**Data to use**

START

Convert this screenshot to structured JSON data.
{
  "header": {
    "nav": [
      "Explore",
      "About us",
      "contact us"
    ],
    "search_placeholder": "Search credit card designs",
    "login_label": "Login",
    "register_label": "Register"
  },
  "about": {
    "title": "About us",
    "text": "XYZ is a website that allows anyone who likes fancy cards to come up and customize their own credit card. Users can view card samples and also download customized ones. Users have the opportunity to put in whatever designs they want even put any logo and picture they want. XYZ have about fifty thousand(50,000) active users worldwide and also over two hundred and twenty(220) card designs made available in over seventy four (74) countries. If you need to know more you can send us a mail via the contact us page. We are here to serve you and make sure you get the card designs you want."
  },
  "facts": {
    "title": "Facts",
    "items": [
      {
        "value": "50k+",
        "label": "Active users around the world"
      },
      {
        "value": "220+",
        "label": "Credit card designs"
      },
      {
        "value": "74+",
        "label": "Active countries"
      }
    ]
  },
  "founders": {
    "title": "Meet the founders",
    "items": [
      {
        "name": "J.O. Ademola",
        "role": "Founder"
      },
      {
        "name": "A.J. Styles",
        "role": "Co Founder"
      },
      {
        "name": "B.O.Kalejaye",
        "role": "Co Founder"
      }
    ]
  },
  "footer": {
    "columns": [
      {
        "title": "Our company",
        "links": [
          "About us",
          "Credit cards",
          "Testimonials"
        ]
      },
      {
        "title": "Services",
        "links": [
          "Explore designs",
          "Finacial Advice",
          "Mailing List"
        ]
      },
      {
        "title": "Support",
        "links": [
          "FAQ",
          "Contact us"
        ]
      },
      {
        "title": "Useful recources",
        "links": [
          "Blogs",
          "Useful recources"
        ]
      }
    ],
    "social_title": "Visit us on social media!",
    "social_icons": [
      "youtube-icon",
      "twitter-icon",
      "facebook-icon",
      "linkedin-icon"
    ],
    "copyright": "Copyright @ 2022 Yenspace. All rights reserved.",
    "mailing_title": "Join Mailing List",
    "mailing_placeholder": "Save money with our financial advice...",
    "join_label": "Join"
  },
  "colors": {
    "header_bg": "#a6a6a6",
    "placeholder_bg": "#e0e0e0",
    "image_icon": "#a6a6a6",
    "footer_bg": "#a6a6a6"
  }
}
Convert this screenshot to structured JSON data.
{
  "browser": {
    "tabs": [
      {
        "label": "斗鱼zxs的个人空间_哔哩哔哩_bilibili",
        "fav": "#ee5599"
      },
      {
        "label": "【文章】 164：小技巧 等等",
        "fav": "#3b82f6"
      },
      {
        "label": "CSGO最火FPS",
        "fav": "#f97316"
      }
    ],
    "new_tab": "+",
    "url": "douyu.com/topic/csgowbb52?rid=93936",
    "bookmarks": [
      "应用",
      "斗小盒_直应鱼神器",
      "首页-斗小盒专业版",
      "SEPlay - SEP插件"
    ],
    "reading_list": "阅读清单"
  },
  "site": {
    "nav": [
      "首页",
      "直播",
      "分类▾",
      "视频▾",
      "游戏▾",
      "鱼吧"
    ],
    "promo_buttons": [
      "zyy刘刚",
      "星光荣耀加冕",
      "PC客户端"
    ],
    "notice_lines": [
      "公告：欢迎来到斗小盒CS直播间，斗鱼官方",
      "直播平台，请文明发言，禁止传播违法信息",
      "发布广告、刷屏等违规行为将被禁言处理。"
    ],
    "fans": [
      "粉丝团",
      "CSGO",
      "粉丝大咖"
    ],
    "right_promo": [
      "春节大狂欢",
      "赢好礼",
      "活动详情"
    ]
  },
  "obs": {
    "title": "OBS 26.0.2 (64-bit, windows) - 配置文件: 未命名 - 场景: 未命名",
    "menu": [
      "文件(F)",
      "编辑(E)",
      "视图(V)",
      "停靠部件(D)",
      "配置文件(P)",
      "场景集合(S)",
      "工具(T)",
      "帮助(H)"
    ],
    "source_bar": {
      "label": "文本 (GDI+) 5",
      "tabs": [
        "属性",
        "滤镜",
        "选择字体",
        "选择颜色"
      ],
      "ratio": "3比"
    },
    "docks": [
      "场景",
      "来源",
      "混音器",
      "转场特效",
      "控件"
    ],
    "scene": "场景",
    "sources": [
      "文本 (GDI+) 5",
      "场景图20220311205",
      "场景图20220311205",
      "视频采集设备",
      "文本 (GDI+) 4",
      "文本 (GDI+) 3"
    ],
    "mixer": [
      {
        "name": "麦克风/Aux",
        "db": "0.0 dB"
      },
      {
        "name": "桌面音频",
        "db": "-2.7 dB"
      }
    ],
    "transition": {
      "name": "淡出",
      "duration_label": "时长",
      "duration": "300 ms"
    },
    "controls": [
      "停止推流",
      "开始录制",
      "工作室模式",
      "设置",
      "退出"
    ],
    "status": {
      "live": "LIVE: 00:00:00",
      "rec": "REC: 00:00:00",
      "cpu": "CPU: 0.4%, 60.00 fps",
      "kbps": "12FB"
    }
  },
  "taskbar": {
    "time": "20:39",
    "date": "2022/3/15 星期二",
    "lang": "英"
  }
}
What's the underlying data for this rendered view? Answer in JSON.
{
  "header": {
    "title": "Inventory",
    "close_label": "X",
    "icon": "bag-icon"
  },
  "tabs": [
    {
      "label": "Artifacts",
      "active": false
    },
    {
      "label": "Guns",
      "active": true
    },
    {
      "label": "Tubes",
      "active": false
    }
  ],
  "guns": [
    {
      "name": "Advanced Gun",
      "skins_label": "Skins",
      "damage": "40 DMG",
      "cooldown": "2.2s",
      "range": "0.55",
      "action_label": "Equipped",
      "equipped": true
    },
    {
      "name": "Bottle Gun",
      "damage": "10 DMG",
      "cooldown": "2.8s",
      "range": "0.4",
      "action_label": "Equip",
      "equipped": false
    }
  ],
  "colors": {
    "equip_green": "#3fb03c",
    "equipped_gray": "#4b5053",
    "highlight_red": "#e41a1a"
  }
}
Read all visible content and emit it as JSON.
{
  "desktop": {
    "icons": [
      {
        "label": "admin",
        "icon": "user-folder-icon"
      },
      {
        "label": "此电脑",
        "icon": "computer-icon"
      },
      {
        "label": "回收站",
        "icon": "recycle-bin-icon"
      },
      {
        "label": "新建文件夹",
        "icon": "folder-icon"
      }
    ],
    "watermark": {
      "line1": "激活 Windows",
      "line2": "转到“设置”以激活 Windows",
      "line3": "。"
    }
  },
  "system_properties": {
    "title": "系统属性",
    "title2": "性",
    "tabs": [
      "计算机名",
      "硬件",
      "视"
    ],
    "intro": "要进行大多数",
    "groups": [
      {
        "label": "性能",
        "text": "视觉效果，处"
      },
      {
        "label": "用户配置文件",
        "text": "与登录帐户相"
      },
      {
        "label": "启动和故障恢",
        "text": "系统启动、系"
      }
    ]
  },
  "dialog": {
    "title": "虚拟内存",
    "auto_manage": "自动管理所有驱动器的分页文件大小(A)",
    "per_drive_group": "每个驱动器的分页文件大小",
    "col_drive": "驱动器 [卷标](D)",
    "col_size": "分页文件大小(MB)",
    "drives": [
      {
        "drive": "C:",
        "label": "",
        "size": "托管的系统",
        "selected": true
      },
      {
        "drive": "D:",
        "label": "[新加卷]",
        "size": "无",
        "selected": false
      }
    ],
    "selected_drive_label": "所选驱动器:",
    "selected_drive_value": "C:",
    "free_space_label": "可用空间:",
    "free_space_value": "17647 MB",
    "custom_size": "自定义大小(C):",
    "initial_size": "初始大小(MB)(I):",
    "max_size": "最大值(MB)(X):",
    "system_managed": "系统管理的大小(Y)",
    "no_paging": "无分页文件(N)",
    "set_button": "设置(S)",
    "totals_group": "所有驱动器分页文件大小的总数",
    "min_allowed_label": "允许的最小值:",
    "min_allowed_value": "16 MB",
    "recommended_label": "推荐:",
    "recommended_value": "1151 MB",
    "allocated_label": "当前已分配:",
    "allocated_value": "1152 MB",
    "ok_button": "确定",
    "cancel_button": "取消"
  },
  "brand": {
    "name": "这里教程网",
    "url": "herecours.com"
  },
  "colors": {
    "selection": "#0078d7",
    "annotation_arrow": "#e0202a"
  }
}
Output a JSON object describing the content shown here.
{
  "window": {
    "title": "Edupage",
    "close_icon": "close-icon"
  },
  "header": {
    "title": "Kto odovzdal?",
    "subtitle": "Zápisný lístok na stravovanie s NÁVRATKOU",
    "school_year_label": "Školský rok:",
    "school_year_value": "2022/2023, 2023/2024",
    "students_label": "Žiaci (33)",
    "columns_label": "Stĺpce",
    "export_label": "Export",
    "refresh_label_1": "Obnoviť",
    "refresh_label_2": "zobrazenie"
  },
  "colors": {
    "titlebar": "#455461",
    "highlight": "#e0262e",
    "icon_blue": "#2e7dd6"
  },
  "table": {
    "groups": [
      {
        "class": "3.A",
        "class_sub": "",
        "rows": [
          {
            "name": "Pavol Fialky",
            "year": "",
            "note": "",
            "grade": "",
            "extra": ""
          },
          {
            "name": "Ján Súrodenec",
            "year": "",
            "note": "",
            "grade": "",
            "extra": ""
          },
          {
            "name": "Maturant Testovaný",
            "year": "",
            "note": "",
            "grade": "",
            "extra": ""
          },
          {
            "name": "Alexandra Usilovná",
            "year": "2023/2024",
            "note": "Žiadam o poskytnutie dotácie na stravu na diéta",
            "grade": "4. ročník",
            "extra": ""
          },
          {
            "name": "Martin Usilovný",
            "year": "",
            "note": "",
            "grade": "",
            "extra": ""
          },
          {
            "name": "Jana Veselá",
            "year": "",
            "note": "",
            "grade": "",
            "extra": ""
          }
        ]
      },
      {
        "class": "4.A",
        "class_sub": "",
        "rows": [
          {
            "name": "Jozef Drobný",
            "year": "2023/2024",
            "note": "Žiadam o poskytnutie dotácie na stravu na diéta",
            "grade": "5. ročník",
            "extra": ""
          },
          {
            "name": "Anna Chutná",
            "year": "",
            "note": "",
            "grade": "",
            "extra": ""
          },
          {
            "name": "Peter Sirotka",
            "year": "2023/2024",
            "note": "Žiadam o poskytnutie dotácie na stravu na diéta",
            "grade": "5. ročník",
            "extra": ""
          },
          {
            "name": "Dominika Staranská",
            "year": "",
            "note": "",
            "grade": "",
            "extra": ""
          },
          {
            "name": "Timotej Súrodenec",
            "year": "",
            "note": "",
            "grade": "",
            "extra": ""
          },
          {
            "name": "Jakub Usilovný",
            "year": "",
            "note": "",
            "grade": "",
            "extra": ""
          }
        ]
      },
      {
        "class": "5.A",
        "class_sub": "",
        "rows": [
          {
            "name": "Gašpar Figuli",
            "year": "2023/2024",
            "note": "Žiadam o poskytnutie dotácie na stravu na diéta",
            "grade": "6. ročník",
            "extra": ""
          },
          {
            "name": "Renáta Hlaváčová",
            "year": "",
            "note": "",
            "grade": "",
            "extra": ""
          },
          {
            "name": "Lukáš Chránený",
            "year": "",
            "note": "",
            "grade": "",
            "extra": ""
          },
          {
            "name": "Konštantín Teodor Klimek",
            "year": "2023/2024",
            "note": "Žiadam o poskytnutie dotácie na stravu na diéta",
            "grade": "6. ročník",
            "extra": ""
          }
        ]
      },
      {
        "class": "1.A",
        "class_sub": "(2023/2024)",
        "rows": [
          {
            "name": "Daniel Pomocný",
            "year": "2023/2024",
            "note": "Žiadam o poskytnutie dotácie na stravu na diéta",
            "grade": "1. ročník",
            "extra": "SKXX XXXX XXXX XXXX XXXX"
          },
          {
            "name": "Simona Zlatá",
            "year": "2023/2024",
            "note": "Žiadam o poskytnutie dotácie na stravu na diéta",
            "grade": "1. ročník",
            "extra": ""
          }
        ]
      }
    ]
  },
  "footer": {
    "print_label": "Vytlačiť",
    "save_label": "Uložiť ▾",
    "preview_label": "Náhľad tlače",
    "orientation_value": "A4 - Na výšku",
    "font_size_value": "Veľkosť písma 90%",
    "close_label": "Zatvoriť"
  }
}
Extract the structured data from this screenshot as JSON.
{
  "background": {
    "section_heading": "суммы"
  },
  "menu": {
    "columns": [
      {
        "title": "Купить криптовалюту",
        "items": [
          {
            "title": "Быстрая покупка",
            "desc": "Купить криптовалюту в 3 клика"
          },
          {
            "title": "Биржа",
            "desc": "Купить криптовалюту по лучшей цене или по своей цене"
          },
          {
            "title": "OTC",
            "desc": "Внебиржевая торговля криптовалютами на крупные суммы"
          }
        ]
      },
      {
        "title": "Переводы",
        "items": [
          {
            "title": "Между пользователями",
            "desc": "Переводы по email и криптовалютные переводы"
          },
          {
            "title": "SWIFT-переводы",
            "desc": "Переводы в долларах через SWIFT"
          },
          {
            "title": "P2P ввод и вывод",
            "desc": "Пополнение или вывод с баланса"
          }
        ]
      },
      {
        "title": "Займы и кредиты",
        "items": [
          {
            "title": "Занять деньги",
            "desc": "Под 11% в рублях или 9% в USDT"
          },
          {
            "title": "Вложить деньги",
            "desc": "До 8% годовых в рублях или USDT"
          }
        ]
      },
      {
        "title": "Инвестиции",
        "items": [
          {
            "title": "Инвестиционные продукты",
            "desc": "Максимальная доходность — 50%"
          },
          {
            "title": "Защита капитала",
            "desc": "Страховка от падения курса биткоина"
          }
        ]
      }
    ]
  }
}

END

**What you are asked to do**
Copy out all lines from the material above that contain the string "суммы".

**Response for this exercise**
    "section_heading": "суммы"
            "desc": "Внебиржевая торговля криптовалютами на крупные суммы"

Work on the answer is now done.